-- START OF RAW RECORDS --
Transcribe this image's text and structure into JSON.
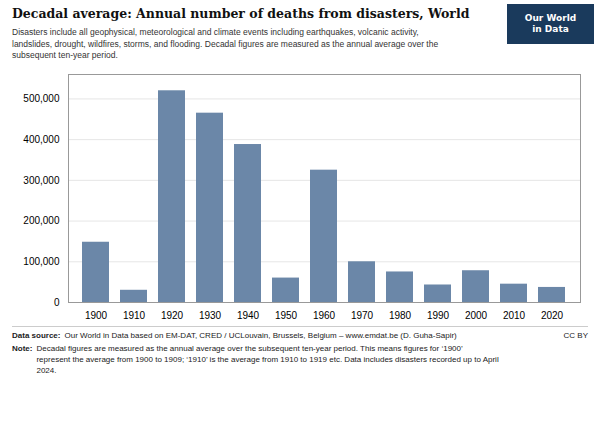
{
  "chart_data": {
    "type": "bar",
    "title": "Decadal average: Annual number of deaths from disasters, World",
    "subtitle": "Disasters include all geophysical, meteorological and climate events including earthquakes, volcanic activity,\nlandslides, drought, wildfires, storms, and flooding. Decadal figures are measured as the annual average over the\nsubsequent ten-year period.",
    "categories": [
      1900,
      1910,
      1920,
      1930,
      1940,
      1950,
      1960,
      1970,
      1980,
      1990,
      2000,
      2010,
      2020
    ],
    "values": [
      148000,
      30000,
      520000,
      465000,
      388000,
      60000,
      325000,
      100000,
      75000,
      43000,
      78000,
      45000,
      37000
    ],
    "color": "#6b87a8",
    "ylim": [
      0,
      560000
    ],
    "yticks": [
      0,
      {
        "value": 100000,
        "label": "100,000"
      },
      {
        "value": 200000,
        "label": "200,000"
      },
      {
        "value": 300000,
        "label": "300,000"
      },
      {
        "value": 400000,
        "label": "400,000"
      },
      {
        "value": 500000,
        "label": "500,000"
      }
    ],
    "grid": true,
    "source_label": "Data source:",
    "source": "Our World in Data based on EM-DAT, CRED / UCLouvain, Brussels, Belgium – www.emdat.be (D. Guha-Sapir)",
    "license": "CC BY",
    "note_label": "Note:",
    "note": "Decadal figures are measured as the annual average over the subsequent ten-year period. This means figures for ‘1900’\nrepresent the average from 1900 to 1909; ‘1910’ is the average from 1910 to 1919 etc. Data includes disasters recorded up to April\n2024.",
    "logo": "Our World\nin Data",
    "logo_color": "#1a3a5c"
  }
}
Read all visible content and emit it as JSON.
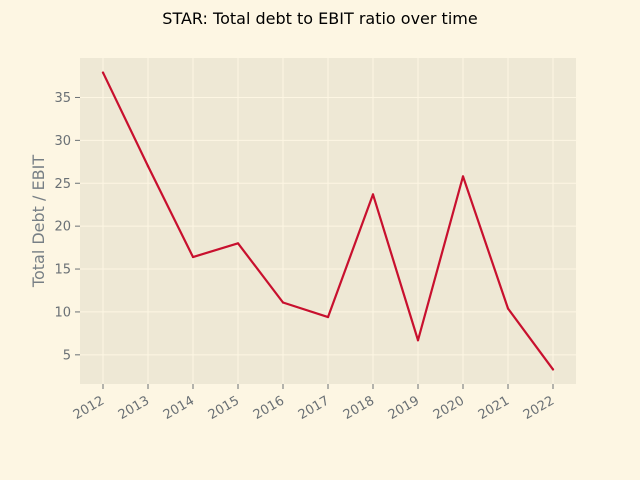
{
  "chart_data": {
    "type": "line",
    "title": "STAR: Total debt to EBIT ratio over time",
    "xlabel": "",
    "ylabel": "Total Debt / EBIT",
    "x": [
      "2012",
      "2013",
      "2014",
      "2015",
      "2016",
      "2017",
      "2018",
      "2019",
      "2020",
      "2021",
      "2022"
    ],
    "series": [
      {
        "values": [
          37.9,
          27.0,
          16.4,
          18.0,
          11.1,
          9.4,
          23.7,
          6.7,
          25.8,
          10.4,
          3.3
        ]
      }
    ],
    "yticks": [
      5,
      10,
      15,
      20,
      25,
      30,
      35
    ],
    "ylim": [
      1.6,
      39.6
    ],
    "grid": true,
    "colors": {
      "figure_background": "#fdf6e3",
      "plot_background": "#eee8d5",
      "grid": "#fdf6e3",
      "line": "#c8102e",
      "tick_text": "#6a7075",
      "ylabel_text": "#777f85"
    }
  }
}
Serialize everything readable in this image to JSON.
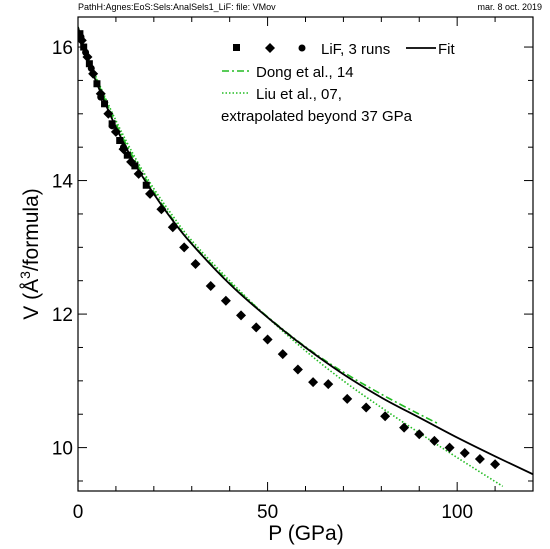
{
  "header": {
    "path_label": "PathH:Agnes:EoS:Sels:AnalSels1_LiF: file: VMov",
    "date_label": "mar. 8 oct. 2019"
  },
  "chart_data": {
    "type": "line",
    "title": "",
    "xlabel": "P (GPa)",
    "ylabel_main": "V (Å",
    "ylabel_sup": "3",
    "ylabel_tail": "/formula)",
    "xlim": [
      0,
      120
    ],
    "ylim": [
      9.35,
      16.45
    ],
    "x_ticks": [
      0,
      50,
      100
    ],
    "y_ticks": [
      10,
      12,
      14,
      16
    ],
    "x_tick_labels": [
      "0",
      "50",
      "100"
    ],
    "y_tick_labels": [
      "10",
      "12",
      "14",
      "16"
    ],
    "x_minor_step": 10,
    "y_minor_step": 0.5,
    "grid": false,
    "legend_position": "top-right",
    "legend": {
      "data_label": "LiF, 3 runs",
      "fit_label": "Fit",
      "dong_label": "Dong et al., 14",
      "liu_label_line1": "Liu et al., 07,",
      "liu_label_line2": "extrapolated beyond 37 GPa"
    },
    "fit": {
      "name": "Fit",
      "color": "#000000",
      "x": [
        0,
        2,
        5,
        10,
        15,
        20,
        25,
        30,
        40,
        50,
        60,
        70,
        80,
        90,
        100,
        110,
        120
      ],
      "y": [
        16.3,
        15.9,
        15.45,
        14.8,
        14.25,
        13.8,
        13.4,
        13.05,
        12.45,
        11.95,
        11.5,
        11.1,
        10.75,
        10.45,
        10.15,
        9.87,
        9.6
      ]
    },
    "dong": {
      "name": "Dong et al., 14",
      "color": "#22bb22",
      "x": [
        0,
        2,
        5,
        10,
        15,
        20,
        25,
        30,
        40,
        50,
        60,
        70,
        80,
        90,
        95
      ],
      "y": [
        16.3,
        15.92,
        15.5,
        14.85,
        14.3,
        13.83,
        13.42,
        13.06,
        12.47,
        11.96,
        11.51,
        11.13,
        10.8,
        10.5,
        10.36
      ]
    },
    "liu": {
      "name": "Liu et al., 07",
      "color": "#22bb22",
      "x": [
        0,
        2,
        5,
        10,
        15,
        20,
        25,
        30,
        40,
        50,
        60,
        70,
        80,
        90,
        100,
        112
      ],
      "y": [
        16.3,
        15.93,
        15.52,
        14.9,
        14.35,
        13.88,
        13.47,
        13.1,
        12.5,
        11.95,
        11.45,
        11.0,
        10.6,
        10.22,
        9.85,
        9.42
      ]
    },
    "data_series": [
      {
        "name": "LiF, 3 runs",
        "marker": "square",
        "x": [
          0.5,
          1.5,
          3,
          5,
          7,
          9,
          11,
          13,
          15,
          18
        ],
        "y": [
          16.2,
          16.0,
          15.75,
          15.45,
          15.15,
          14.85,
          14.6,
          14.38,
          14.22,
          13.93
        ]
      },
      {
        "name": "LiF, 3 runs",
        "marker": "diamond",
        "x": [
          1,
          2.5,
          4,
          6,
          8,
          10,
          12,
          14,
          16,
          19,
          22,
          25,
          28,
          31,
          35,
          39,
          43,
          47,
          50,
          54,
          58,
          62,
          66,
          71,
          76,
          81,
          86,
          90,
          94,
          98,
          102,
          106,
          110
        ],
        "y": [
          16.1,
          15.85,
          15.6,
          15.3,
          15.0,
          14.73,
          14.47,
          14.28,
          14.1,
          13.8,
          13.57,
          13.3,
          13.0,
          12.75,
          12.42,
          12.2,
          11.98,
          11.8,
          11.62,
          11.4,
          11.17,
          10.98,
          10.95,
          10.73,
          10.6,
          10.47,
          10.3,
          10.2,
          10.1,
          10.0,
          9.92,
          9.83,
          9.75
        ]
      },
      {
        "name": "LiF, 3 runs",
        "marker": "circle",
        "x": [
          0.8,
          2,
          3.5,
          6,
          9,
          12
        ],
        "y": [
          16.15,
          15.92,
          15.68,
          15.25,
          14.82,
          14.5
        ]
      }
    ]
  }
}
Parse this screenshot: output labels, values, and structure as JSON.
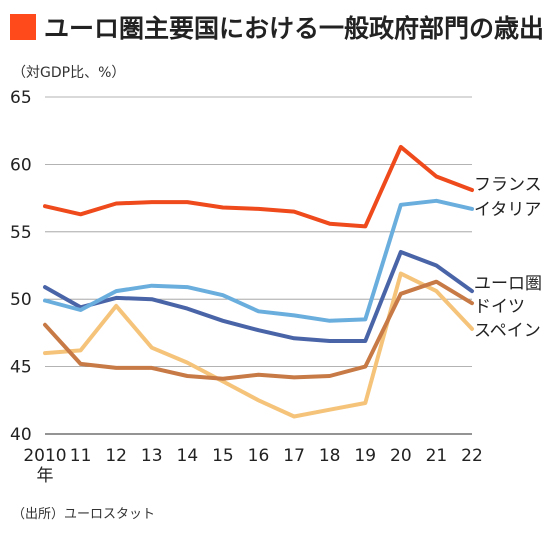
{
  "title": "ユーロ圏主要国における一般政府部門の歳出",
  "unit_label": "（対GDP比、%）",
  "source_note": "（出所）ユーロスタット",
  "chart_data": {
    "type": "line",
    "title": "ユーロ圏主要国における一般政府部門の歳出",
    "ylabel": "（対GDP比、%）",
    "xlabel": "",
    "x": [
      "2010",
      "11",
      "12",
      "13",
      "14",
      "15",
      "16",
      "17",
      "18",
      "19",
      "20",
      "21",
      "22"
    ],
    "x_unit": "年",
    "ylim": [
      40,
      65
    ],
    "yticks": [
      40,
      45,
      50,
      55,
      60,
      65
    ],
    "grid": "horizontal",
    "legend": "right-end-labels",
    "series": [
      {
        "name": "フランス",
        "color": "#ee4a1c",
        "values": [
          56.9,
          56.3,
          57.1,
          57.2,
          57.2,
          56.8,
          56.7,
          56.5,
          55.6,
          55.4,
          61.3,
          59.1,
          58.1
        ]
      },
      {
        "name": "イタリア",
        "color": "#6aaede",
        "values": [
          49.9,
          49.2,
          50.6,
          51.0,
          50.9,
          50.3,
          49.1,
          48.8,
          48.4,
          48.5,
          57.0,
          57.3,
          56.7
        ]
      },
      {
        "name": "ユーロ圏",
        "color": "#4a64a8",
        "values": [
          50.9,
          49.4,
          50.1,
          50.0,
          49.3,
          48.4,
          47.7,
          47.1,
          46.9,
          46.9,
          53.5,
          52.5,
          50.6
        ]
      },
      {
        "name": "ドイツ",
        "color": "#c77a45",
        "values": [
          48.1,
          45.2,
          44.9,
          44.9,
          44.3,
          44.1,
          44.4,
          44.2,
          44.3,
          45.0,
          50.4,
          51.3,
          49.7
        ]
      },
      {
        "name": "スペイン",
        "color": "#f5c47a",
        "values": [
          46.0,
          46.2,
          49.5,
          46.4,
          45.3,
          43.9,
          42.5,
          41.3,
          41.8,
          42.3,
          51.9,
          50.6,
          47.8
        ]
      }
    ]
  }
}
-- END OF RAW RECORDS --
> REQUIRED WORK
Copy every line of the listing containing the string "grid".

> CORRECT ANSWER
    "grid": true,
    "grid": true,
      "grid": "#fdf6e3",
    "grid": false,
    "grid": "horizontal",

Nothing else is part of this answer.